BEGIN Record set

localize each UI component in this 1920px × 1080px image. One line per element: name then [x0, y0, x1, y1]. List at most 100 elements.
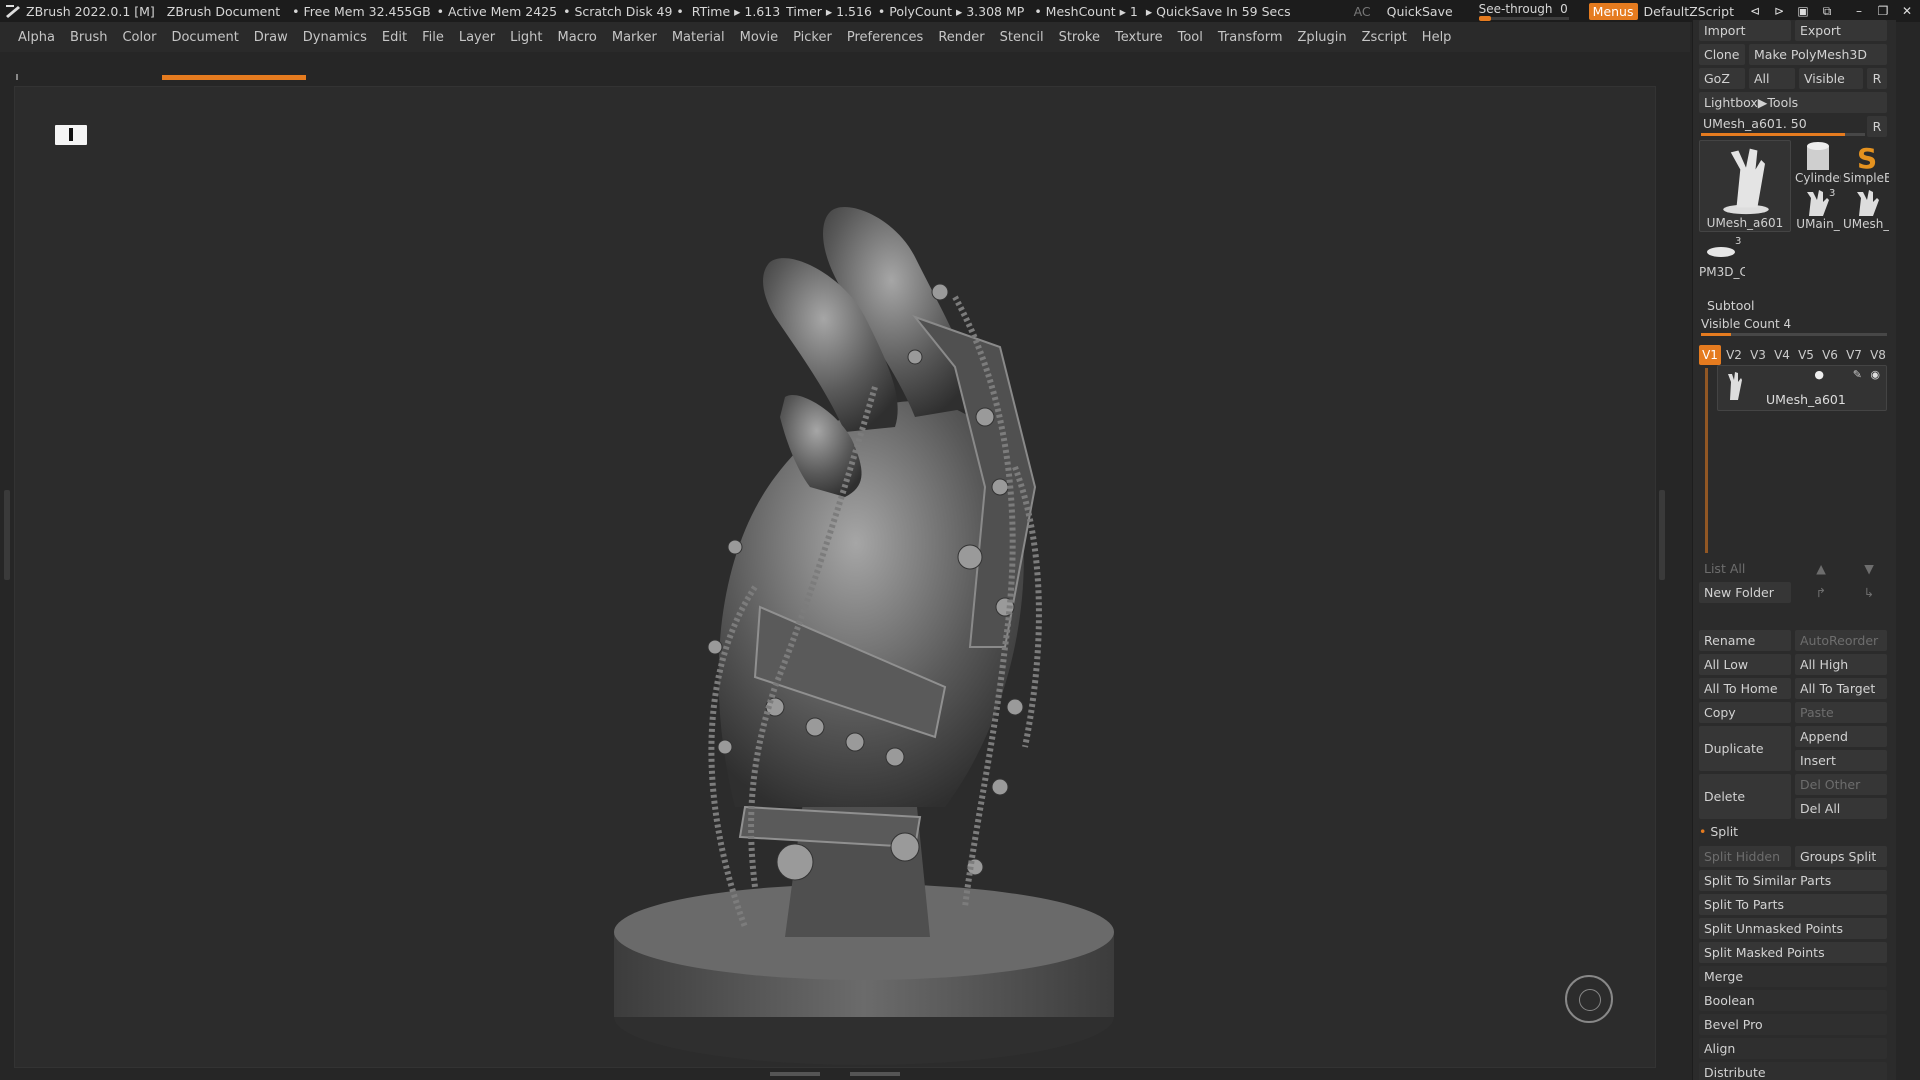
quicksave-button[interactable]: QuickSave	[1387, 4, 1453, 19]
goz-button[interactable]: GoZ	[1699, 68, 1745, 89]
current-tool-slider[interactable]	[1701, 133, 1865, 136]
tool-thumb-simpleb[interactable]: S SimpleB	[1843, 140, 1889, 186]
groups-split-button[interactable]: Groups Split	[1795, 846, 1887, 867]
menu-render[interactable]: Render	[938, 30, 984, 45]
tool-thumb-umesh[interactable]: UMesh_	[1843, 188, 1889, 232]
tab-v7[interactable]: V7	[1843, 345, 1865, 365]
del-other-button[interactable]: Del Other	[1795, 774, 1887, 795]
tab-v8[interactable]: V8	[1867, 345, 1889, 365]
merge-section-button[interactable]: Merge	[1699, 966, 1887, 987]
menu-file[interactable]: File	[422, 30, 444, 45]
tab-v2[interactable]: V2	[1723, 345, 1745, 365]
folder-in-icon[interactable]: ↱	[1811, 582, 1831, 603]
folder-out-icon[interactable]: ↳	[1859, 582, 1879, 603]
import-button[interactable]: Import	[1699, 20, 1791, 41]
distribute-section-button[interactable]: Distribute	[1699, 1062, 1887, 1080]
copy-button[interactable]: Copy	[1699, 702, 1791, 723]
autoreorder-button[interactable]: AutoReorder	[1795, 630, 1887, 651]
bottom-tray-handle[interactable]	[770, 1070, 900, 1078]
document-canvas[interactable]	[14, 86, 1656, 1068]
split-unmasked-button[interactable]: Split Unmasked Points	[1699, 918, 1887, 939]
goz-all-button[interactable]: All	[1749, 68, 1795, 89]
goz-r-button[interactable]: R	[1867, 68, 1887, 89]
insert-button[interactable]: Insert	[1795, 750, 1887, 771]
minimize-icon[interactable]: –	[1852, 4, 1866, 18]
window-layout-icon[interactable]: ▣	[1796, 4, 1810, 18]
list-all-button[interactable]: List All	[1699, 558, 1791, 579]
append-button[interactable]: Append	[1795, 726, 1887, 747]
menu-light[interactable]: Light	[510, 30, 542, 45]
menu-preferences[interactable]: Preferences	[847, 30, 923, 45]
subtool-header[interactable]: Subtool	[1707, 298, 1754, 313]
menu-stencil[interactable]: Stencil	[1000, 30, 1044, 45]
del-all-button[interactable]: Del All	[1795, 798, 1887, 819]
clone-button[interactable]: Clone	[1699, 44, 1745, 65]
tool-thumb-umesh-a601[interactable]: UMesh_a601	[1699, 140, 1791, 232]
align-section-button[interactable]: Align	[1699, 1038, 1887, 1059]
split-to-parts-button[interactable]: Split To Parts	[1699, 894, 1887, 915]
all-to-target-button[interactable]: All To Target	[1795, 678, 1887, 699]
menu-texture[interactable]: Texture	[1115, 30, 1163, 45]
maximize-icon[interactable]: ❐	[1876, 4, 1890, 18]
bevel-pro-section-button[interactable]: Bevel Pro	[1699, 1014, 1887, 1035]
lightbox-tools-button[interactable]: Lightbox▶Tools	[1699, 92, 1887, 113]
window-swap-icon[interactable]: ⧉	[1820, 4, 1834, 18]
all-to-home-button[interactable]: All To Home	[1699, 678, 1791, 699]
layout-right-icon[interactable]: ⊳	[1772, 4, 1786, 18]
tool-thumb-cylinder[interactable]: Cylinder	[1795, 140, 1841, 186]
split-hidden-button[interactable]: Split Hidden	[1699, 846, 1791, 867]
move-down-icon[interactable]: ▼	[1859, 558, 1879, 579]
menu-draw[interactable]: Draw	[254, 30, 288, 45]
menu-movie[interactable]: Movie	[740, 30, 778, 45]
new-folder-button[interactable]: New Folder	[1699, 582, 1791, 603]
split-masked-button[interactable]: Split Masked Points	[1699, 942, 1887, 963]
menu-edit[interactable]: Edit	[382, 30, 407, 45]
menu-document[interactable]: Document	[171, 30, 238, 45]
all-low-button[interactable]: All Low	[1699, 654, 1791, 675]
tab-v6[interactable]: V6	[1819, 345, 1841, 365]
layout-left-icon[interactable]: ⊲	[1748, 4, 1762, 18]
tool-thumb-pm3d[interactable]: 3 PM3D_C	[1699, 236, 1745, 280]
navigation-gizmo-icon[interactable]	[1565, 975, 1613, 1023]
menu-dynamics[interactable]: Dynamics	[303, 30, 367, 45]
boolean-section-button[interactable]: Boolean	[1699, 990, 1887, 1011]
subtool-list-scrollbar[interactable]	[1705, 368, 1708, 553]
brush-edit-icon[interactable]: ✎	[1853, 368, 1862, 381]
ac-toggle[interactable]: AC	[1354, 4, 1371, 19]
menu-brush[interactable]: Brush	[70, 30, 108, 45]
menu-picker[interactable]: Picker	[793, 30, 832, 45]
right-tray-handle[interactable]	[1659, 490, 1665, 580]
menu-color[interactable]: Color	[122, 30, 156, 45]
close-icon[interactable]: ✕	[1900, 4, 1914, 18]
menu-material[interactable]: Material	[672, 30, 725, 45]
visible-count-slider[interactable]	[1701, 333, 1887, 336]
menus-toggle-button[interactable]: Menus	[1588, 2, 1638, 20]
all-high-button[interactable]: All High	[1795, 654, 1887, 675]
tab-v1[interactable]: V1	[1699, 345, 1721, 365]
polypaint-toggle-icon[interactable]: ●	[1814, 368, 1824, 381]
split-section-header[interactable]: • Split	[1699, 824, 1738, 839]
delete-button[interactable]: Delete	[1699, 774, 1791, 819]
menu-layer[interactable]: Layer	[459, 30, 495, 45]
current-tool-r-button[interactable]: R	[1867, 116, 1887, 137]
menu-help[interactable]: Help	[1422, 30, 1452, 45]
make-polymesh-button[interactable]: Make PolyMesh3D	[1749, 44, 1887, 65]
menu-zscript[interactable]: Zscript	[1362, 30, 1407, 45]
see-through-knob[interactable]	[1478, 16, 1491, 21]
menu-stroke[interactable]: Stroke	[1059, 30, 1100, 45]
mechanical-hand-model[interactable]	[15, 87, 1656, 1068]
paste-button[interactable]: Paste	[1795, 702, 1887, 723]
menu-macro[interactable]: Macro	[558, 30, 597, 45]
menu-zplugin[interactable]: Zplugin	[1298, 30, 1347, 45]
menu-tool[interactable]: Tool	[1178, 30, 1203, 45]
tab-v3[interactable]: V3	[1747, 345, 1769, 365]
duplicate-button[interactable]: Duplicate	[1699, 726, 1791, 771]
tab-v4[interactable]: V4	[1771, 345, 1793, 365]
see-through-slider[interactable]: See-through 0	[1478, 0, 1571, 22]
left-tray-handle[interactable]	[4, 490, 10, 580]
export-button[interactable]: Export	[1795, 20, 1887, 41]
tab-v5[interactable]: V5	[1795, 345, 1817, 365]
eye-visibility-icon[interactable]: ◉	[1870, 368, 1880, 381]
default-zscript-button[interactable]: DefaultZScript	[1644, 4, 1735, 19]
rename-button[interactable]: Rename	[1699, 630, 1791, 651]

END Record set

* Work to be completed:
Change every "interactable" in the rows above to "clickable", keeping everything else the same. Leave the pictures out of your answer.

* Response below:
localize each UI component in this 1920px × 1080px image. One line per element: name then [x0, y0, x1, y1]. List at most 100 elements.
quicksave-button[clickable]: QuickSave	[1387, 4, 1453, 19]
goz-button[clickable]: GoZ	[1699, 68, 1745, 89]
current-tool-slider[clickable]	[1701, 133, 1865, 136]
tool-thumb-simpleb[clickable]: S SimpleB	[1843, 140, 1889, 186]
groups-split-button[clickable]: Groups Split	[1795, 846, 1887, 867]
menu-render[clickable]: Render	[938, 30, 984, 45]
tool-thumb-umesh[clickable]: UMesh_	[1843, 188, 1889, 232]
tab-v7[clickable]: V7	[1843, 345, 1865, 365]
del-other-button[clickable]: Del Other	[1795, 774, 1887, 795]
tab-v8[clickable]: V8	[1867, 345, 1889, 365]
merge-section-button[clickable]: Merge	[1699, 966, 1887, 987]
menu-file[clickable]: File	[422, 30, 444, 45]
tab-v2[clickable]: V2	[1723, 345, 1745, 365]
folder-in-icon[clickable]: ↱	[1811, 582, 1831, 603]
folder-out-icon[clickable]: ↳	[1859, 582, 1879, 603]
import-button[clickable]: Import	[1699, 20, 1791, 41]
distribute-section-button[clickable]: Distribute	[1699, 1062, 1887, 1080]
copy-button[clickable]: Copy	[1699, 702, 1791, 723]
autoreorder-button[clickable]: AutoReorder	[1795, 630, 1887, 651]
bottom-tray-handle[clickable]	[770, 1070, 900, 1078]
document-canvas[clickable]	[14, 86, 1656, 1068]
split-unmasked-button[clickable]: Split Unmasked Points	[1699, 918, 1887, 939]
goz-all-button[clickable]: All	[1749, 68, 1795, 89]
goz-r-button[clickable]: R	[1867, 68, 1887, 89]
insert-button[clickable]: Insert	[1795, 750, 1887, 771]
minimize-icon[clickable]: –	[1852, 4, 1866, 18]
window-layout-icon[clickable]: ▣	[1796, 4, 1810, 18]
list-all-button[clickable]: List All	[1699, 558, 1791, 579]
append-button[clickable]: Append	[1795, 726, 1887, 747]
menu-light[clickable]: Light	[510, 30, 542, 45]
menu-preferences[clickable]: Preferences	[847, 30, 923, 45]
subtool-header[clickable]: Subtool	[1707, 298, 1754, 313]
menu-stencil[clickable]: Stencil	[1000, 30, 1044, 45]
del-all-button[clickable]: Del All	[1795, 798, 1887, 819]
clone-button[clickable]: Clone	[1699, 44, 1745, 65]
tool-thumb-umesh-a601[clickable]: UMesh_a601	[1699, 140, 1791, 232]
align-section-button[clickable]: Align	[1699, 1038, 1887, 1059]
split-to-parts-button[clickable]: Split To Parts	[1699, 894, 1887, 915]
all-to-target-button[clickable]: All To Target	[1795, 678, 1887, 699]
menu-texture[clickable]: Texture	[1115, 30, 1163, 45]
maximize-icon[clickable]: ❐	[1876, 4, 1890, 18]
bevel-pro-section-button[clickable]: Bevel Pro	[1699, 1014, 1887, 1035]
lightbox-tools-button[clickable]: Lightbox▶Tools	[1699, 92, 1887, 113]
window-swap-icon[clickable]: ⧉	[1820, 4, 1834, 18]
all-to-home-button[clickable]: All To Home	[1699, 678, 1791, 699]
layout-right-icon[clickable]: ⊳	[1772, 4, 1786, 18]
tool-thumb-cylinder[clickable]: Cylinder	[1795, 140, 1841, 186]
split-hidden-button[clickable]: Split Hidden	[1699, 846, 1791, 867]
move-down-icon[clickable]: ▼	[1859, 558, 1879, 579]
menu-draw[clickable]: Draw	[254, 30, 288, 45]
menu-movie[clickable]: Movie	[740, 30, 778, 45]
new-folder-button[clickable]: New Folder	[1699, 582, 1791, 603]
split-masked-button[clickable]: Split Masked Points	[1699, 942, 1887, 963]
menu-edit[clickable]: Edit	[382, 30, 407, 45]
menu-document[clickable]: Document	[171, 30, 238, 45]
all-low-button[clickable]: All Low	[1699, 654, 1791, 675]
tab-v6[clickable]: V6	[1819, 345, 1841, 365]
layout-left-icon[clickable]: ⊲	[1748, 4, 1762, 18]
tool-thumb-pm3d[clickable]: 3 PM3D_C	[1699, 236, 1745, 280]
navigation-gizmo-icon[clickable]	[1565, 975, 1613, 1023]
menu-dynamics[clickable]: Dynamics	[303, 30, 367, 45]
boolean-section-button[clickable]: Boolean	[1699, 990, 1887, 1011]
subtool-list-scrollbar[clickable]	[1705, 368, 1708, 553]
brush-edit-icon[clickable]: ✎	[1853, 368, 1862, 381]
ac-toggle[clickable]: AC	[1354, 4, 1371, 19]
menu-brush[clickable]: Brush	[70, 30, 108, 45]
menu-picker[clickable]: Picker	[793, 30, 832, 45]
right-tray-handle[clickable]	[1659, 490, 1665, 580]
menu-color[clickable]: Color	[122, 30, 156, 45]
close-icon[clickable]: ✕	[1900, 4, 1914, 18]
menu-material[clickable]: Material	[672, 30, 725, 45]
visible-count-slider[clickable]	[1701, 333, 1887, 336]
menus-toggle-button[clickable]: Menus	[1588, 2, 1638, 20]
all-high-button[clickable]: All High	[1795, 654, 1887, 675]
tab-v1[clickable]: V1	[1699, 345, 1721, 365]
polypaint-toggle-icon[clickable]: ●	[1814, 368, 1824, 381]
split-section-header[clickable]: • Split	[1699, 824, 1738, 839]
delete-button[clickable]: Delete	[1699, 774, 1791, 819]
menu-layer[clickable]: Layer	[459, 30, 495, 45]
current-tool-r-button[clickable]: R	[1867, 116, 1887, 137]
menu-help[clickable]: Help	[1422, 30, 1452, 45]
make-polymesh-button[clickable]: Make PolyMesh3D	[1749, 44, 1887, 65]
menu-zscript[clickable]: Zscript	[1362, 30, 1407, 45]
see-through-knob[clickable]	[1478, 16, 1491, 21]
menu-stroke[clickable]: Stroke	[1059, 30, 1100, 45]
mechanical-hand-model[clickable]	[15, 87, 1656, 1068]
paste-button[clickable]: Paste	[1795, 702, 1887, 723]
menu-macro[clickable]: Macro	[558, 30, 597, 45]
menu-zplugin[clickable]: Zplugin	[1298, 30, 1347, 45]
menu-tool[clickable]: Tool	[1178, 30, 1203, 45]
tab-v3[clickable]: V3	[1747, 345, 1769, 365]
duplicate-button[clickable]: Duplicate	[1699, 726, 1791, 771]
tab-v4[clickable]: V4	[1771, 345, 1793, 365]
see-through-slider[clickable]: See-through 0	[1478, 0, 1571, 22]
left-tray-handle[clickable]	[4, 490, 10, 580]
export-button[clickable]: Export	[1795, 20, 1887, 41]
tab-v5[clickable]: V5	[1795, 345, 1817, 365]
eye-visibility-icon[clickable]: ◉	[1870, 368, 1880, 381]
default-zscript-button[clickable]: DefaultZScript	[1644, 4, 1735, 19]
rename-button[clickable]: Rename	[1699, 630, 1791, 651]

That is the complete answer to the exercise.